### What to work on
Repeat the records below exactly as they appear.

-=-=-=-=-

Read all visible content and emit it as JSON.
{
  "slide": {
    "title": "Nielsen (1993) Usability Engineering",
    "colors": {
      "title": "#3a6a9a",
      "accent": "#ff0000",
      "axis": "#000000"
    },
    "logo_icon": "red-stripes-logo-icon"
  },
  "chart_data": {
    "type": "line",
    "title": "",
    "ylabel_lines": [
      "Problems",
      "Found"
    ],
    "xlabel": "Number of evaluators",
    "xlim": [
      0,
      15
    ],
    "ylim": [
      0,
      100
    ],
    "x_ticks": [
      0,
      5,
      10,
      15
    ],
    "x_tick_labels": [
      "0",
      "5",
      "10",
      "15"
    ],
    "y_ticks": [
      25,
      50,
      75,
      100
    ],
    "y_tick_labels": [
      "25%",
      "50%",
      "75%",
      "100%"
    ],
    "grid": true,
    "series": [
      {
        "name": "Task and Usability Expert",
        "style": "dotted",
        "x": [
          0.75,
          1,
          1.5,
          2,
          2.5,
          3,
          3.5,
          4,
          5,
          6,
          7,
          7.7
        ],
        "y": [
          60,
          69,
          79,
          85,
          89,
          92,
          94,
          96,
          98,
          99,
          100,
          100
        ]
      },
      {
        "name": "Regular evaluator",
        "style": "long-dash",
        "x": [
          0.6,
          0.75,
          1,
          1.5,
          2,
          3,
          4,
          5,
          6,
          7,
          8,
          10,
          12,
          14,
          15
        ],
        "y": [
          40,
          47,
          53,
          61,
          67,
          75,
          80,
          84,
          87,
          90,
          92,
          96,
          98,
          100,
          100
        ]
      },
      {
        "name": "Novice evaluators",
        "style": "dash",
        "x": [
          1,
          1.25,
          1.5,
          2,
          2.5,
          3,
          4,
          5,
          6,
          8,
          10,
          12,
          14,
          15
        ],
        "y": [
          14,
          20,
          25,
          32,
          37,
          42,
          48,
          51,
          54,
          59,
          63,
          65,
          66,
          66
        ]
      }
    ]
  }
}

-=-=-=-=-

### Solution to the exercise
Read all visible content and emit it as JSON.
{
  "slide": {
    "title": "Nielsen (1993) Usability Engineering",
    "colors": {
      "title": "#3a6a9a",
      "accent": "#ff0000",
      "axis": "#000000"
    },
    "logo_icon": "red-stripes-logo-icon"
  },
  "chart_data": {
    "type": "line",
    "title": "",
    "ylabel_lines": [
      "Problems",
      "Found"
    ],
    "xlabel": "Number of evaluators",
    "xlim": [
      0,
      15
    ],
    "ylim": [
      0,
      100
    ],
    "x_ticks": [
      0,
      5,
      10,
      15
    ],
    "x_tick_labels": [
      "0",
      "5",
      "10",
      "15"
    ],
    "y_ticks": [
      25,
      50,
      75,
      100
    ],
    "y_tick_labels": [
      "25%",
      "50%",
      "75%",
      "100%"
    ],
    "grid": true,
    "series": [
      {
        "name": "Task and Usability Expert",
        "style": "dotted",
        "x": [
          0.75,
          1,
          1.5,
          2,
          2.5,
          3,
          3.5,
          4,
          5,
          6,
          7,
          7.7
        ],
        "y": [
          60,
          69,
          79,
          85,
          89,
          92,
          94,
          96,
          98,
          99,
          100,
          100
        ]
      },
      {
        "name": "Regular evaluator",
        "style": "long-dash",
        "x": [
          0.6,
          0.75,
          1,
          1.5,
          2,
          3,
          4,
          5,
          6,
          7,
          8,
          10,
          12,
          14,
          15
        ],
        "y": [
          40,
          47,
          53,
          61,
          67,
          75,
          80,
          84,
          87,
          90,
          92,
          96,
          98,
          100,
          100
        ]
      },
      {
        "name": "Novice evaluators",
        "style": "dash",
        "x": [
          1,
          1.25,
          1.5,
          2,
          2.5,
          3,
          4,
          5,
          6,
          8,
          10,
          12,
          14,
          15
        ],
        "y": [
          14,
          20,
          25,
          32,
          37,
          42,
          48,
          51,
          54,
          59,
          63,
          65,
          66,
          66
        ]
      }
    ]
  }
}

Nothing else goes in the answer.